In the material below, count the lines with the word "there" and state that number only.

Items from a data source:
++++++

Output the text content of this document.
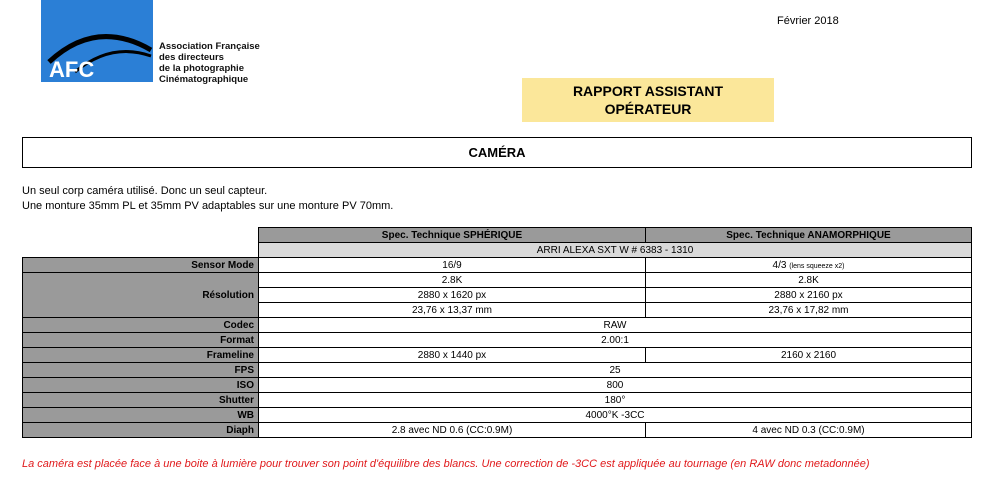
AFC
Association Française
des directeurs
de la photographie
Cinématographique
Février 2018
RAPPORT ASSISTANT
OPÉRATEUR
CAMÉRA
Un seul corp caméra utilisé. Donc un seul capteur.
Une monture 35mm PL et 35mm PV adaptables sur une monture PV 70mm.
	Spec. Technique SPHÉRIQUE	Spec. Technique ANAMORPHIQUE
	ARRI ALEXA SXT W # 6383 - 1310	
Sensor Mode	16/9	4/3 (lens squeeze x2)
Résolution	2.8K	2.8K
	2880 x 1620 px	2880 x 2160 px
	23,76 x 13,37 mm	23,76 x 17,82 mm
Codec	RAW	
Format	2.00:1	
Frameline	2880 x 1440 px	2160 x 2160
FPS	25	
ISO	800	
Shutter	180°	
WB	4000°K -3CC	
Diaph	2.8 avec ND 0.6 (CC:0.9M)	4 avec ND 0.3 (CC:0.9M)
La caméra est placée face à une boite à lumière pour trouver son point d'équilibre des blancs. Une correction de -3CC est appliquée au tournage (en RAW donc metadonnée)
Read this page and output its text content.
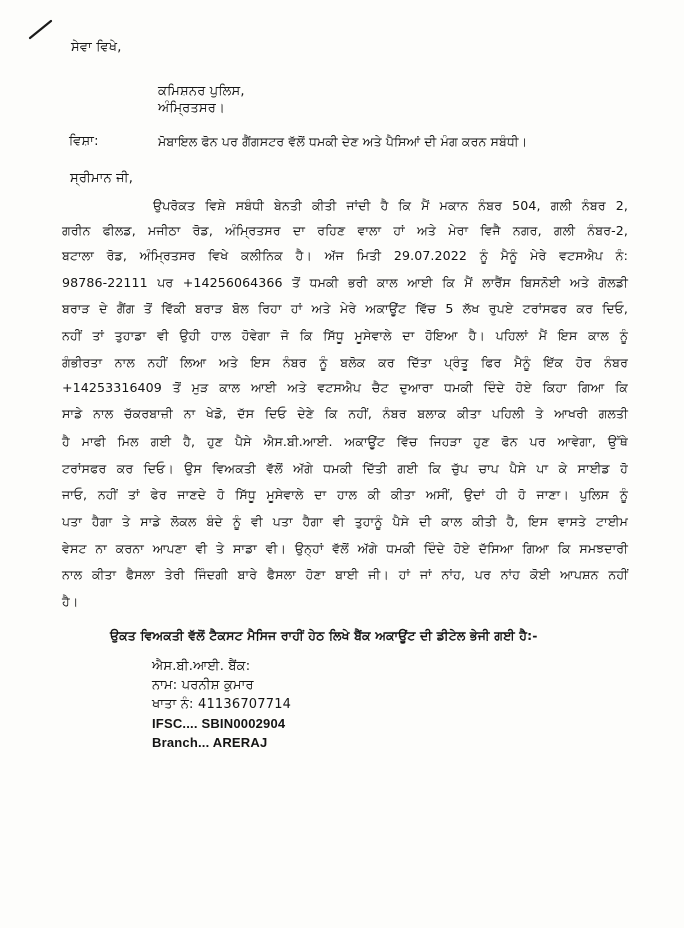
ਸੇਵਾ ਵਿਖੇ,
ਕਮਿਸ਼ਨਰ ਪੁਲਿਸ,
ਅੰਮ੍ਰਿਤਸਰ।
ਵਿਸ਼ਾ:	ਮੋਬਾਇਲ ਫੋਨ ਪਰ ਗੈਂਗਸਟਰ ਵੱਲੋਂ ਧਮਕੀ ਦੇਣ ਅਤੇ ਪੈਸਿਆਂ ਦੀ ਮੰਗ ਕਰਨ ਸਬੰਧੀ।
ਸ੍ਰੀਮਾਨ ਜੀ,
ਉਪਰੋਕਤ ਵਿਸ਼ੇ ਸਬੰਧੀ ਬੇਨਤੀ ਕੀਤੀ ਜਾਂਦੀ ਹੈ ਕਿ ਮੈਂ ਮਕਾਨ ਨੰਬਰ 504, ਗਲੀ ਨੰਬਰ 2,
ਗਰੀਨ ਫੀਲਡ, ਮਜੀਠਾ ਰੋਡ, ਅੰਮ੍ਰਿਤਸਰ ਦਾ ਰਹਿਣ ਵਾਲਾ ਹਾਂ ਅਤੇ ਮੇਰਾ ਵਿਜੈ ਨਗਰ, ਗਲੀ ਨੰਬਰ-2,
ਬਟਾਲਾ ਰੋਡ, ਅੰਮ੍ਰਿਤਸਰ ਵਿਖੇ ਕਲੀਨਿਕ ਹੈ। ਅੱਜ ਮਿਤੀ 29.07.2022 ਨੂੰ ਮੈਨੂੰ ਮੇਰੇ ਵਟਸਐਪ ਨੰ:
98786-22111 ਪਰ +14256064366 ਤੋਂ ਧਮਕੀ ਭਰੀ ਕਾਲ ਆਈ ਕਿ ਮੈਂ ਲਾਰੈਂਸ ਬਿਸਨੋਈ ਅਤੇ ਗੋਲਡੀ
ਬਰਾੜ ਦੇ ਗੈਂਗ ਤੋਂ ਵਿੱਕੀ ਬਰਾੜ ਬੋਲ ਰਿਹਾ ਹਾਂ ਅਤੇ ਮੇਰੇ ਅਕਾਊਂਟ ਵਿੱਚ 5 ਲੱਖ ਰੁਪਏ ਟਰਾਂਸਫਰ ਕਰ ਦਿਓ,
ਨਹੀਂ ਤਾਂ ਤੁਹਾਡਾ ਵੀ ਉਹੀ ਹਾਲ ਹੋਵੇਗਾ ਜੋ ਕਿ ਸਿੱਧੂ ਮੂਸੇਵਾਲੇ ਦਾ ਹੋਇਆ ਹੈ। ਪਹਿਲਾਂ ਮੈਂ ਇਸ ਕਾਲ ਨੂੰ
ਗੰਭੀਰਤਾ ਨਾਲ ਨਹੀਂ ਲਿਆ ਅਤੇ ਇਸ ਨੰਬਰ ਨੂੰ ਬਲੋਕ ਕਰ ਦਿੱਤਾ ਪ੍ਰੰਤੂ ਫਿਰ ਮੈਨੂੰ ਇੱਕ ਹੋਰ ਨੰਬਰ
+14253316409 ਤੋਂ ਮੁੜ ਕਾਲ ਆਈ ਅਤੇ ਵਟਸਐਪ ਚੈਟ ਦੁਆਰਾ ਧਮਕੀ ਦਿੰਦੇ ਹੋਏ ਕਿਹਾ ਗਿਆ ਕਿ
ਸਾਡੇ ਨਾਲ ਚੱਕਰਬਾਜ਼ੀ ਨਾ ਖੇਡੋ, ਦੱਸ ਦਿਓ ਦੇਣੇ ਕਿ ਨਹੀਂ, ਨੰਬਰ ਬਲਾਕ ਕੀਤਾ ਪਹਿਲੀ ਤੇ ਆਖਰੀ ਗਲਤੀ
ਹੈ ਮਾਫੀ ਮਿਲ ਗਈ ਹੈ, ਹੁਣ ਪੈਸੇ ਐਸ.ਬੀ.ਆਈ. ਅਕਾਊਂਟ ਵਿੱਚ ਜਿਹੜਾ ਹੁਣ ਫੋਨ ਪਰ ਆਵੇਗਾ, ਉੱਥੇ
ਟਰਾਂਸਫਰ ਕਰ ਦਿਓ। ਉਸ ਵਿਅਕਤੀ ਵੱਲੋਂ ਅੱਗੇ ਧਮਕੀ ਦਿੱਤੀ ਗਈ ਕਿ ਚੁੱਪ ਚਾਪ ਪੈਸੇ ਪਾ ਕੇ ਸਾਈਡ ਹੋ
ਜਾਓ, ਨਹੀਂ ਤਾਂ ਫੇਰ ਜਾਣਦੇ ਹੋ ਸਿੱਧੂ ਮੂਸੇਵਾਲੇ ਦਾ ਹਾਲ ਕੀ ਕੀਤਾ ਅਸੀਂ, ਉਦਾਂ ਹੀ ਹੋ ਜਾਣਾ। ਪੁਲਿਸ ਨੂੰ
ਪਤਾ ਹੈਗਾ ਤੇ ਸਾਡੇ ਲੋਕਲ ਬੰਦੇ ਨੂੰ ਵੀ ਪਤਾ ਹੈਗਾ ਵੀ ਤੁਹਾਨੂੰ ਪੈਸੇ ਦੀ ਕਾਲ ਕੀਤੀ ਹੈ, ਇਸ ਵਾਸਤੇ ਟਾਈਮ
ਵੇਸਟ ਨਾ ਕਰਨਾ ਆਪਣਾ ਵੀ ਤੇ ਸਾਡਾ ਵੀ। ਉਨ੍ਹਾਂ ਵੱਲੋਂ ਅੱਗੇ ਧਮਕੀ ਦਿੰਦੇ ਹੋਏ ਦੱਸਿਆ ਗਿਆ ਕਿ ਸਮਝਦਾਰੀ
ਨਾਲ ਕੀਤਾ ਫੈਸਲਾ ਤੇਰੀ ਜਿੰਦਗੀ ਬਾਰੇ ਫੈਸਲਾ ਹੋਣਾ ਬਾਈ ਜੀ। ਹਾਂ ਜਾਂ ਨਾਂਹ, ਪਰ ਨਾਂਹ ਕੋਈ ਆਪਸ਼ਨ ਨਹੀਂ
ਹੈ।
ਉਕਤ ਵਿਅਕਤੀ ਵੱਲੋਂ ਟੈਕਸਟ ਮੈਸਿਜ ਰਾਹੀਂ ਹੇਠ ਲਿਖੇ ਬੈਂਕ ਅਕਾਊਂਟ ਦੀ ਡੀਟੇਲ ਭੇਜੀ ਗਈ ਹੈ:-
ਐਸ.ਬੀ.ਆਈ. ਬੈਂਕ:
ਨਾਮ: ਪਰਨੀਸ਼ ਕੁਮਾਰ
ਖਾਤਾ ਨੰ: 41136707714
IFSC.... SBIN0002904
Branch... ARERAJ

++++++

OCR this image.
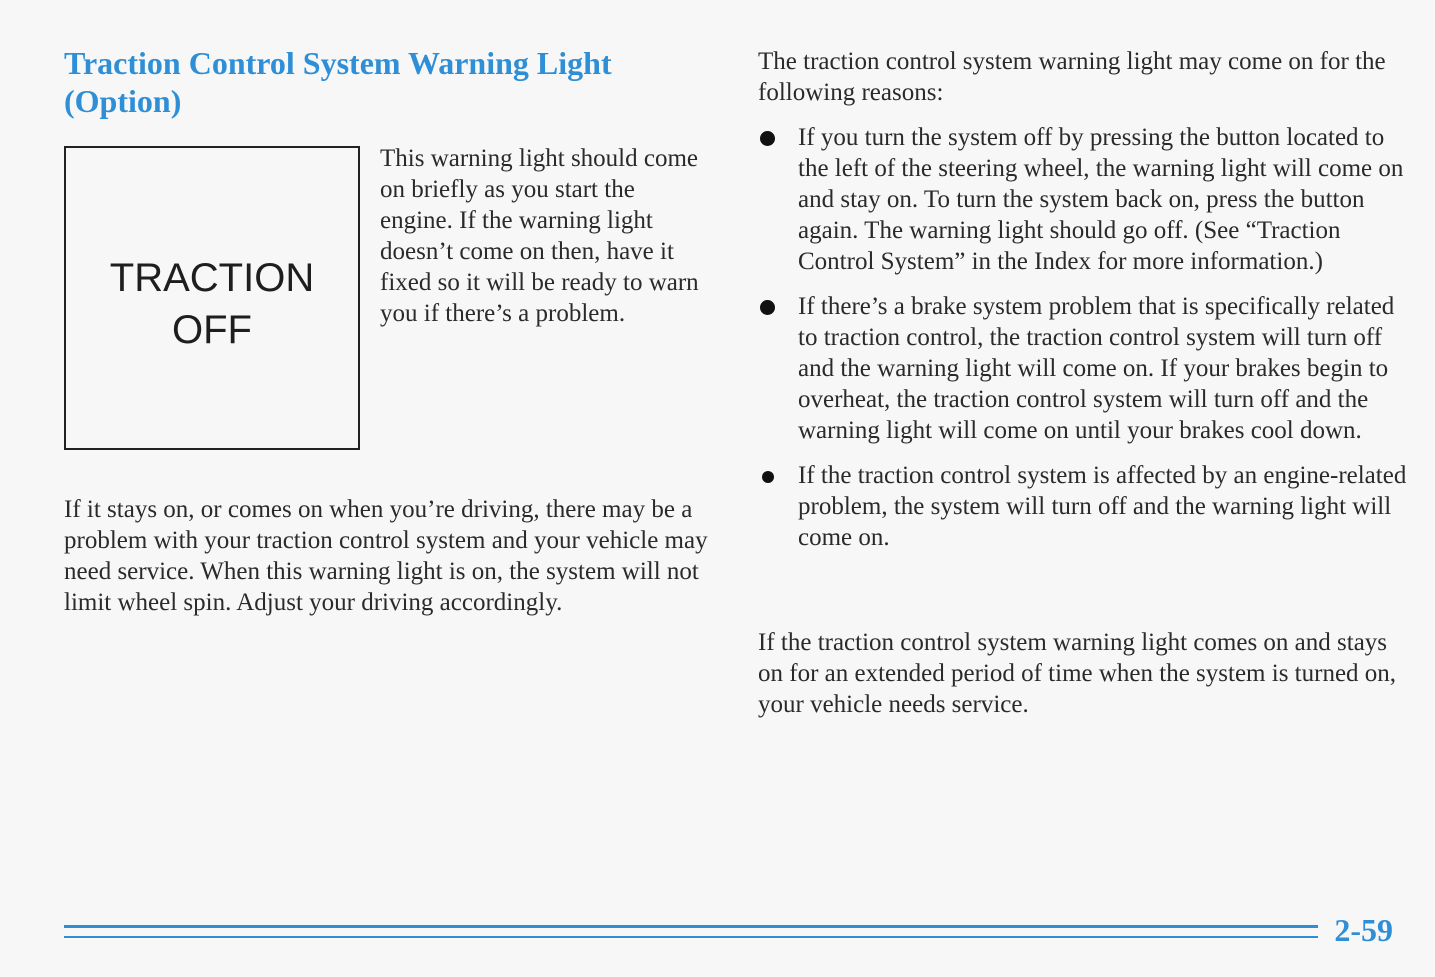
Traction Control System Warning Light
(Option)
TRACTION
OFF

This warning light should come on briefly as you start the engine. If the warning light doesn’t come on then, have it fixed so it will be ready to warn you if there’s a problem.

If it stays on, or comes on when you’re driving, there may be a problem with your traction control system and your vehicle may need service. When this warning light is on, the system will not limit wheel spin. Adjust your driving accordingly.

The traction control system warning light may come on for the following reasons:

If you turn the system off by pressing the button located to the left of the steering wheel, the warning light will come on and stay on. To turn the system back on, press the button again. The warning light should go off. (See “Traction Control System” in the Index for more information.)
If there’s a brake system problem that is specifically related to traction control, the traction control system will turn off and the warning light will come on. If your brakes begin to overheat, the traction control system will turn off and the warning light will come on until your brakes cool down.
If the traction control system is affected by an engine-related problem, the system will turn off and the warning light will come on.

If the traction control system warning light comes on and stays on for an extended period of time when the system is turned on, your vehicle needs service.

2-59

++++++

- **Correct response**
3